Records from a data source

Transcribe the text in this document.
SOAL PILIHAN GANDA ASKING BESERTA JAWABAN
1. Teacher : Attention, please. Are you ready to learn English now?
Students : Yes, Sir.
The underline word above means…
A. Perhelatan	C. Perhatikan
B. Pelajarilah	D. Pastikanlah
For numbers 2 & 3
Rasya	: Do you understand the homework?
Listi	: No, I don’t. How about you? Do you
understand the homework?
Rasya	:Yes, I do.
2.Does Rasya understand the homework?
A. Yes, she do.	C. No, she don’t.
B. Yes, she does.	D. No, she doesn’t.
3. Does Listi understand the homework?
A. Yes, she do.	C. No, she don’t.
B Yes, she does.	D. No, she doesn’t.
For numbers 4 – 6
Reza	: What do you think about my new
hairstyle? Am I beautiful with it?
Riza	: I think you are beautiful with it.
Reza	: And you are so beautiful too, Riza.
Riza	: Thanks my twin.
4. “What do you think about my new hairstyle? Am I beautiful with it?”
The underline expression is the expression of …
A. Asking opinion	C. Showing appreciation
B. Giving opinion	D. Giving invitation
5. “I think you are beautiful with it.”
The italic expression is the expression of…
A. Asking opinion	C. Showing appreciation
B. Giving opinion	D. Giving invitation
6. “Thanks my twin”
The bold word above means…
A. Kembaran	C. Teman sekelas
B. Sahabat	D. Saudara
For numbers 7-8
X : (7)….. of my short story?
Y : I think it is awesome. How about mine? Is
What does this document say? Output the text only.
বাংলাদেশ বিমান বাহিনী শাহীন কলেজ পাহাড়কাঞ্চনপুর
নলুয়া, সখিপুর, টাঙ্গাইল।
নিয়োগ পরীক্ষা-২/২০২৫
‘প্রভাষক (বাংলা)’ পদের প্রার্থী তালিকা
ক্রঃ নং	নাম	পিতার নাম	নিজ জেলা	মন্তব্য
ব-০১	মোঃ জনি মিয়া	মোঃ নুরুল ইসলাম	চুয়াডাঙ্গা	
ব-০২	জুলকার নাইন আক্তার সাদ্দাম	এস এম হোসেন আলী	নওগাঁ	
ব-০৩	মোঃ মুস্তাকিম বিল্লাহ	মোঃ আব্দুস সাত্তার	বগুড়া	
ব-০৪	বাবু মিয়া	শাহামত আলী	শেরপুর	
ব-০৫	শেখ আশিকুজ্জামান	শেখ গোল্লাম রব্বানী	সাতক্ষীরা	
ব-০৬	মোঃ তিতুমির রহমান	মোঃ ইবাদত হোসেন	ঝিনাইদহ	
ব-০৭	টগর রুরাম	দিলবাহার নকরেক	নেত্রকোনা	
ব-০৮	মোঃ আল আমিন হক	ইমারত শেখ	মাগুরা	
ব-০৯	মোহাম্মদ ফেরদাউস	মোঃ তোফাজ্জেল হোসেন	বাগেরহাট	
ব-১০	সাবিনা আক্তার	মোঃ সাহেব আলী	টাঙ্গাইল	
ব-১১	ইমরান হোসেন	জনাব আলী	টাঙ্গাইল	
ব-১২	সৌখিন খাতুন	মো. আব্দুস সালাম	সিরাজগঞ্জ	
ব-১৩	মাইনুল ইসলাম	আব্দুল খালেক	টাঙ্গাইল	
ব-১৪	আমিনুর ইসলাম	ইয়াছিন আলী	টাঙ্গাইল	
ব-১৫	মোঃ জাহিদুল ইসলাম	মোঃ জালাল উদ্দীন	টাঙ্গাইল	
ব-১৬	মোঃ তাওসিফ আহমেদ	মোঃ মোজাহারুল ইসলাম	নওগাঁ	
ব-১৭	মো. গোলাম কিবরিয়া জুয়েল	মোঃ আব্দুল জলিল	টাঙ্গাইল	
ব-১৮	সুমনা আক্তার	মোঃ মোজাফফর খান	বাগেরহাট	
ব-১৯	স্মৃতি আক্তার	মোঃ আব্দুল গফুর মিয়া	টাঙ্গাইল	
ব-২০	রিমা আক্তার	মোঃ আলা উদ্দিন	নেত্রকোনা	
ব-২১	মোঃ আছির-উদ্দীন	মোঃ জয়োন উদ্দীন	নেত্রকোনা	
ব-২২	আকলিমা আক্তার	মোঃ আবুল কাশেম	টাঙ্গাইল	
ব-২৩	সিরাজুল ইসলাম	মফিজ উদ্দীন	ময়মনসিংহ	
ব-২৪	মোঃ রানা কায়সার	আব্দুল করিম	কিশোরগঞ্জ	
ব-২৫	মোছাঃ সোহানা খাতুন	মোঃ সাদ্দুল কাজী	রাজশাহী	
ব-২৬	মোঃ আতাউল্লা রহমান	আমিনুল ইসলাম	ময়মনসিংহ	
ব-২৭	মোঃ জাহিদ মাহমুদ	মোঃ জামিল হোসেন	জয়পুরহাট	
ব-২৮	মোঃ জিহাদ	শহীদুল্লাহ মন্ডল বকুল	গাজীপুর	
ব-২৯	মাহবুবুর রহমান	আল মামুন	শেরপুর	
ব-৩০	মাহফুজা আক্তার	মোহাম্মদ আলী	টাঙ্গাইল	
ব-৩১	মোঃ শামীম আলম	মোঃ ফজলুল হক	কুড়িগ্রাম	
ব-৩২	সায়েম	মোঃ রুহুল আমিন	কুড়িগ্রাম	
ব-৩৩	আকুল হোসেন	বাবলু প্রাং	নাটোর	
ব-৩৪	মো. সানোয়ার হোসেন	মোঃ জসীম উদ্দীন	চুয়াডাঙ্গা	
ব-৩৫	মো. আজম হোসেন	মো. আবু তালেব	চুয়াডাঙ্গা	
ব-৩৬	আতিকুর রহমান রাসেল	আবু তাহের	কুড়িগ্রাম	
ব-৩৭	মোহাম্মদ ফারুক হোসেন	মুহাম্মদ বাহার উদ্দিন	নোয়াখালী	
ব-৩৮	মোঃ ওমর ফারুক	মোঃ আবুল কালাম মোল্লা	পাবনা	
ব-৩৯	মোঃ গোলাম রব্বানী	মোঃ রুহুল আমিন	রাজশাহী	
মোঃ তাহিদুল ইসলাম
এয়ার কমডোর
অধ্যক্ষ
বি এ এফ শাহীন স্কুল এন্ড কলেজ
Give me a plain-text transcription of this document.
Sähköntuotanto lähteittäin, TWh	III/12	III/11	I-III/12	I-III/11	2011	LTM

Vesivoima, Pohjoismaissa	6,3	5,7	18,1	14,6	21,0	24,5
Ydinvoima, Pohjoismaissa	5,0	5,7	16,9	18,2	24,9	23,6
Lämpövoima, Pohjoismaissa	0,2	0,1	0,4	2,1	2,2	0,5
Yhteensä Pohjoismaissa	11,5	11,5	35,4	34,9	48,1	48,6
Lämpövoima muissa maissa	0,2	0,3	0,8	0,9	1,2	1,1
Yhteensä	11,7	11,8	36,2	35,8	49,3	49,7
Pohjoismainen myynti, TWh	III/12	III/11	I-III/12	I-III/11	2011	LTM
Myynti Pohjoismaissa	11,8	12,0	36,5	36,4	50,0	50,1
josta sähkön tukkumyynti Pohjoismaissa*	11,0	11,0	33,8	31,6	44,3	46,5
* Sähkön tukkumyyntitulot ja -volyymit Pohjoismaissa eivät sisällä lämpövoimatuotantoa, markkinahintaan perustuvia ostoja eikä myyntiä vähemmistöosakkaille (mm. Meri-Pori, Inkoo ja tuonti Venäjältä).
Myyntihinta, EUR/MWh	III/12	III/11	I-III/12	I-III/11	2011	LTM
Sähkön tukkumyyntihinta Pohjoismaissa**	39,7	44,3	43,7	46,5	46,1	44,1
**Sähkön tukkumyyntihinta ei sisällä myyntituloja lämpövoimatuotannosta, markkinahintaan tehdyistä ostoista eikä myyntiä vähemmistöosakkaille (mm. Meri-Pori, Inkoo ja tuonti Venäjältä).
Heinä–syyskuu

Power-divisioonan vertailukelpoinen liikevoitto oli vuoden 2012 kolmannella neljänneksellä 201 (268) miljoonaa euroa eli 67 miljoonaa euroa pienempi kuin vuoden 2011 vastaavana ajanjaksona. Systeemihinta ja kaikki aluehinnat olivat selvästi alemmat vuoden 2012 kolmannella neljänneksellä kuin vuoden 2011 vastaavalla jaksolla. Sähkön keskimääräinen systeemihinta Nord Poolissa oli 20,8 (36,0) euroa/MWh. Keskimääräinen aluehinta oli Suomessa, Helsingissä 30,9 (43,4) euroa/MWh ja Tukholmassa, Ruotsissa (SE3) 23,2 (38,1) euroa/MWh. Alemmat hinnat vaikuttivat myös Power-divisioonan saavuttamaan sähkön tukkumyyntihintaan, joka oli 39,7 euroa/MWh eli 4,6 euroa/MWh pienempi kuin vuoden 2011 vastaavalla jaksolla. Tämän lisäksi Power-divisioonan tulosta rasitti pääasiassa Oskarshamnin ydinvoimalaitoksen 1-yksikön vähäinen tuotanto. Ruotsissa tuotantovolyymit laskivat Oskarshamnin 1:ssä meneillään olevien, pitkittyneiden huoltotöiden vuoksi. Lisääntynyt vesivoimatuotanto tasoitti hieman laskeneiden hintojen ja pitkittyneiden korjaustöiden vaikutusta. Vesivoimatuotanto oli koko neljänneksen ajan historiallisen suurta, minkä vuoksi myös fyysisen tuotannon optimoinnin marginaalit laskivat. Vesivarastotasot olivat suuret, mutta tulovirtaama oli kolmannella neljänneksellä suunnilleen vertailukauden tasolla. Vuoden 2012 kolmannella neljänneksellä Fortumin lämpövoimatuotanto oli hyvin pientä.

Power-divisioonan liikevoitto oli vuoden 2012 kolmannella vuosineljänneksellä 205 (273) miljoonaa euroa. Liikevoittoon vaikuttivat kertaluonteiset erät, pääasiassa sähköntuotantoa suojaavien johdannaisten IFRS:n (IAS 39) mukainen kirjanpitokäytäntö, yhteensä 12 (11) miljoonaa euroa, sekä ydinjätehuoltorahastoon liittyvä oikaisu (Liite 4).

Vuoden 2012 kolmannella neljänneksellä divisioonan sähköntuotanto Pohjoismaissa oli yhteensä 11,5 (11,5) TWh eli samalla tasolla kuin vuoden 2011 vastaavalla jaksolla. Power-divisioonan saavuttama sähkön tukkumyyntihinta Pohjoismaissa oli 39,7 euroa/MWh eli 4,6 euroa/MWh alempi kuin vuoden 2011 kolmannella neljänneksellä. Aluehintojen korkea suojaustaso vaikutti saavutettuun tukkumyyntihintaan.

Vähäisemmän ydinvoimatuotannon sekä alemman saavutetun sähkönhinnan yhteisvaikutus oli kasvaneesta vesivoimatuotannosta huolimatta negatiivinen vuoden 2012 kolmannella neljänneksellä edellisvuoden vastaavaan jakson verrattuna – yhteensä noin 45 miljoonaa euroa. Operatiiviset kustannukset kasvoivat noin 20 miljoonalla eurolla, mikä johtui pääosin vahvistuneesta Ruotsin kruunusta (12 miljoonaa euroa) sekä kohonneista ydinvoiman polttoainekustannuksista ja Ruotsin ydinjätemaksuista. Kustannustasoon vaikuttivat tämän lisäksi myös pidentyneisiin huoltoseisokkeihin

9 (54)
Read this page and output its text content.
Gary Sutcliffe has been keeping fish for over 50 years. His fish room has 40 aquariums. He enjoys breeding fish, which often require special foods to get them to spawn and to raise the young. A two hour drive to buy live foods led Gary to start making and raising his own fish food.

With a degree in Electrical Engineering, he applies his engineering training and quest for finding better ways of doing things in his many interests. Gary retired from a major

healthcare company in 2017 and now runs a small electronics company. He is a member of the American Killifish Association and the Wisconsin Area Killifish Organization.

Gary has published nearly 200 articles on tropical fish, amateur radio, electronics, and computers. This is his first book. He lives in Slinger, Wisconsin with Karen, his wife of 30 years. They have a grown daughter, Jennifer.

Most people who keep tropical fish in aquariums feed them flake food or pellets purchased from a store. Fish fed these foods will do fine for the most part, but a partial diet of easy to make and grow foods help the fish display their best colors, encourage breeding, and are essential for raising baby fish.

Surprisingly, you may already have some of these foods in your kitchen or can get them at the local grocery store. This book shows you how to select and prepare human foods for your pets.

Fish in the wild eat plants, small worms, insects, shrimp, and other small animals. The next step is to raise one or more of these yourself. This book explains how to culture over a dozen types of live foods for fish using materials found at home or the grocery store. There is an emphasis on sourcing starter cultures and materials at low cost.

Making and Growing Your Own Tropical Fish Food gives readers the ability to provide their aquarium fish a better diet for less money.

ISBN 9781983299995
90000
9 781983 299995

- Problem details
Check each line of the data above for the word "eikä" and say how many lines contain it, giving nothing besides the number.

- Answer to the problem
2